* _Written problem_:
Print all the records exactly, please.

* _Supplied entries_:
· · ·

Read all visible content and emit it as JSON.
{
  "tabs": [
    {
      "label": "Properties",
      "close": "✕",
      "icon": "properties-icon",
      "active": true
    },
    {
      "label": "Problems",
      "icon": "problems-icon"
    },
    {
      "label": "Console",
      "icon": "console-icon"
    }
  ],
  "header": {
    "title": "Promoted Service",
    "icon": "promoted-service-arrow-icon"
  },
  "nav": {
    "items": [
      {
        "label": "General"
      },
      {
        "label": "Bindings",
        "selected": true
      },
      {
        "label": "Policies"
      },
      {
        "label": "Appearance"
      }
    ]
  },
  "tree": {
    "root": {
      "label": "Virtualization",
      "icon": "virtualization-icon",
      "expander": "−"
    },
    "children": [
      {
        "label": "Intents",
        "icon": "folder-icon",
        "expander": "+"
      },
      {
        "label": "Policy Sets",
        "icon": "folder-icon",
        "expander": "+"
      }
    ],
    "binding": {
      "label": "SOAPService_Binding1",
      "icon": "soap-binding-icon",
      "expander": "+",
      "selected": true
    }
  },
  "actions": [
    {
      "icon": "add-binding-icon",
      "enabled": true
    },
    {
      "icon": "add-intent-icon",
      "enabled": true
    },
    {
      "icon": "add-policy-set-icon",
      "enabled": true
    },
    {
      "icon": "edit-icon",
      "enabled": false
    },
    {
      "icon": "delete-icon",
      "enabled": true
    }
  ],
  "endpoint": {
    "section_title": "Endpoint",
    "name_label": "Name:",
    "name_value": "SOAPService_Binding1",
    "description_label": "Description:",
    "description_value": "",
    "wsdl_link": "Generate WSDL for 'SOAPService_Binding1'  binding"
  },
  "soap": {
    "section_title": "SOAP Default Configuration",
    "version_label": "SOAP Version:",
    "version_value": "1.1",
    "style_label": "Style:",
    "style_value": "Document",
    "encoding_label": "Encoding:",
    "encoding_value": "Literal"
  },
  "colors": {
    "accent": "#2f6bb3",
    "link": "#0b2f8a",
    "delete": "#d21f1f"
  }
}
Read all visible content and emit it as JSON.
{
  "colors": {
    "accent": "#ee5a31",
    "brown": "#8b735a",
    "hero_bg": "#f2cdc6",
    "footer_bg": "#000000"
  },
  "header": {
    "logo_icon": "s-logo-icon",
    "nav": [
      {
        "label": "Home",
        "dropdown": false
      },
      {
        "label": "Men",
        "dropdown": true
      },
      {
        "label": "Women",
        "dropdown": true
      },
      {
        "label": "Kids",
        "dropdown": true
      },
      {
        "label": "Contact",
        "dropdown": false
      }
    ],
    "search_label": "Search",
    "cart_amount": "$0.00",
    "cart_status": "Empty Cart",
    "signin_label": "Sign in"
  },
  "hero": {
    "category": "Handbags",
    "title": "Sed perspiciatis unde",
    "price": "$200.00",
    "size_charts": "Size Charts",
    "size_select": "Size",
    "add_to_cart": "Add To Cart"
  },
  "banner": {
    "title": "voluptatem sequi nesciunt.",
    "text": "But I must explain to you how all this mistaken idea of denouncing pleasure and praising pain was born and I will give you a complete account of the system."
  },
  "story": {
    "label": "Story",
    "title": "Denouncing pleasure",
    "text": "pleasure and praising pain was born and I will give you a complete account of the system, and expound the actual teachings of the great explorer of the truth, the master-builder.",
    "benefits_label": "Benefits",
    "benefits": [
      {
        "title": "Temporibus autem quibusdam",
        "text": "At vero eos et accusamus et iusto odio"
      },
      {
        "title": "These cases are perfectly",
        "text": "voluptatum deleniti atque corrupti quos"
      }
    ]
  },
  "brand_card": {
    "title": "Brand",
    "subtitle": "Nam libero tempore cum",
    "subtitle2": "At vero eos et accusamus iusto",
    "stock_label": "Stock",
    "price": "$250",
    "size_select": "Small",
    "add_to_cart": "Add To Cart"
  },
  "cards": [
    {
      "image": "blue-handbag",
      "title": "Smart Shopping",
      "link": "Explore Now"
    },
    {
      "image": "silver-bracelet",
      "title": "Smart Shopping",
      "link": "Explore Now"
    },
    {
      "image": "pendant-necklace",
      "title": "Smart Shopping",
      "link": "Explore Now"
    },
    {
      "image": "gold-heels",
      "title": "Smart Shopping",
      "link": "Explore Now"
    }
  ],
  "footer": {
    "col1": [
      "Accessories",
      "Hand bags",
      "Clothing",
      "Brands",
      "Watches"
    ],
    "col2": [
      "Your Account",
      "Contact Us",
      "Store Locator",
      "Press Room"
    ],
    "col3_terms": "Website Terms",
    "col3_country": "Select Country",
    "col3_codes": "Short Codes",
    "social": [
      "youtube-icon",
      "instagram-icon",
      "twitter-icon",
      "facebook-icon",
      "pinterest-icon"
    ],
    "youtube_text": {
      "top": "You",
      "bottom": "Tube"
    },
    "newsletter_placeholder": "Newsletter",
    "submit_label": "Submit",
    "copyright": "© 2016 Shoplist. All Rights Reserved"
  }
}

· · ·

* _The output_:
Read all visible content and emit it as JSON.
{
  "tabs": [
    {
      "label": "Properties",
      "close": "✕",
      "icon": "properties-icon",
      "active": true
    },
    {
      "label": "Problems",
      "icon": "problems-icon"
    },
    {
      "label": "Console",
      "icon": "console-icon"
    }
  ],
  "header": {
    "title": "Promoted Service",
    "icon": "promoted-service-arrow-icon"
  },
  "nav": {
    "items": [
      {
        "label": "General"
      },
      {
        "label": "Bindings",
        "selected": true
      },
      {
        "label": "Policies"
      },
      {
        "label": "Appearance"
      }
    ]
  },
  "tree": {
    "root": {
      "label": "Virtualization",
      "icon": "virtualization-icon",
      "expander": "−"
    },
    "children": [
      {
        "label": "Intents",
        "icon": "folder-icon",
        "expander": "+"
      },
      {
        "label": "Policy Sets",
        "icon": "folder-icon",
        "expander": "+"
      }
    ],
    "binding": {
      "label": "SOAPService_Binding1",
      "icon": "soap-binding-icon",
      "expander": "+",
      "selected": true
    }
  },
  "actions": [
    {
      "icon": "add-binding-icon",
      "enabled": true
    },
    {
      "icon": "add-intent-icon",
      "enabled": true
    },
    {
      "icon": "add-policy-set-icon",
      "enabled": true
    },
    {
      "icon": "edit-icon",
      "enabled": false
    },
    {
      "icon": "delete-icon",
      "enabled": true
    }
  ],
  "endpoint": {
    "section_title": "Endpoint",
    "name_label": "Name:",
    "name_value": "SOAPService_Binding1",
    "description_label": "Description:",
    "description_value": "",
    "wsdl_link": "Generate WSDL for 'SOAPService_Binding1'  binding"
  },
  "soap": {
    "section_title": "SOAP Default Configuration",
    "version_label": "SOAP Version:",
    "version_value": "1.1",
    "style_label": "Style:",
    "style_value": "Document",
    "encoding_label": "Encoding:",
    "encoding_value": "Literal"
  },
  "colors": {
    "accent": "#2f6bb3",
    "link": "#0b2f8a",
    "delete": "#d21f1f"
  }
}
Read all visible content and emit it as JSON.
{
  "colors": {
    "accent": "#ee5a31",
    "brown": "#8b735a",
    "hero_bg": "#f2cdc6",
    "footer_bg": "#000000"
  },
  "header": {
    "logo_icon": "s-logo-icon",
    "nav": [
      {
        "label": "Home",
        "dropdown": false
      },
      {
        "label": "Men",
        "dropdown": true
      },
      {
        "label": "Women",
        "dropdown": true
      },
      {
        "label": "Kids",
        "dropdown": true
      },
      {
        "label": "Contact",
        "dropdown": false
      }
    ],
    "search_label": "Search",
    "cart_amount": "$0.00",
    "cart_status": "Empty Cart",
    "signin_label": "Sign in"
  },
  "hero": {
    "category": "Handbags",
    "title": "Sed perspiciatis unde",
    "price": "$200.00",
    "size_charts": "Size Charts",
    "size_select": "Size",
    "add_to_cart": "Add To Cart"
  },
  "banner": {
    "title": "voluptatem sequi nesciunt.",
    "text": "But I must explain to you how all this mistaken idea of denouncing pleasure and praising pain was born and I will give you a complete account of the system."
  },
  "story": {
    "label": "Story",
    "title": "Denouncing pleasure",
    "text": "pleasure and praising pain was born and I will give you a complete account of the system, and expound the actual teachings of the great explorer of the truth, the master-builder.",
    "benefits_label": "Benefits",
    "benefits": [
      {
        "title": "Temporibus autem quibusdam",
        "text": "At vero eos et accusamus et iusto odio"
      },
      {
        "title": "These cases are perfectly",
        "text": "voluptatum deleniti atque corrupti quos"
      }
    ]
  },
  "brand_card": {
    "title": "Brand",
    "subtitle": "Nam libero tempore cum",
    "subtitle2": "At vero eos et accusamus iusto",
    "stock_label": "Stock",
    "price": "$250",
    "size_select": "Small",
    "add_to_cart": "Add To Cart"
  },
  "cards": [
    {
      "image": "blue-handbag",
      "title": "Smart Shopping",
      "link": "Explore Now"
    },
    {
      "image": "silver-bracelet",
      "title": "Smart Shopping",
      "link": "Explore Now"
    },
    {
      "image": "pendant-necklace",
      "title": "Smart Shopping",
      "link": "Explore Now"
    },
    {
      "image": "gold-heels",
      "title": "Smart Shopping",
      "link": "Explore Now"
    }
  ],
  "footer": {
    "col1": [
      "Accessories",
      "Hand bags",
      "Clothing",
      "Brands",
      "Watches"
    ],
    "col2": [
      "Your Account",
      "Contact Us",
      "Store Locator",
      "Press Room"
    ],
    "col3_terms": "Website Terms",
    "col3_country": "Select Country",
    "col3_codes": "Short Codes",
    "social": [
      "youtube-icon",
      "instagram-icon",
      "twitter-icon",
      "facebook-icon",
      "pinterest-icon"
    ],
    "youtube_text": {
      "top": "You",
      "bottom": "Tube"
    },
    "newsletter_placeholder": "Newsletter",
    "submit_label": "Submit",
    "copyright": "© 2016 Shoplist. All Rights Reserved"
  }
}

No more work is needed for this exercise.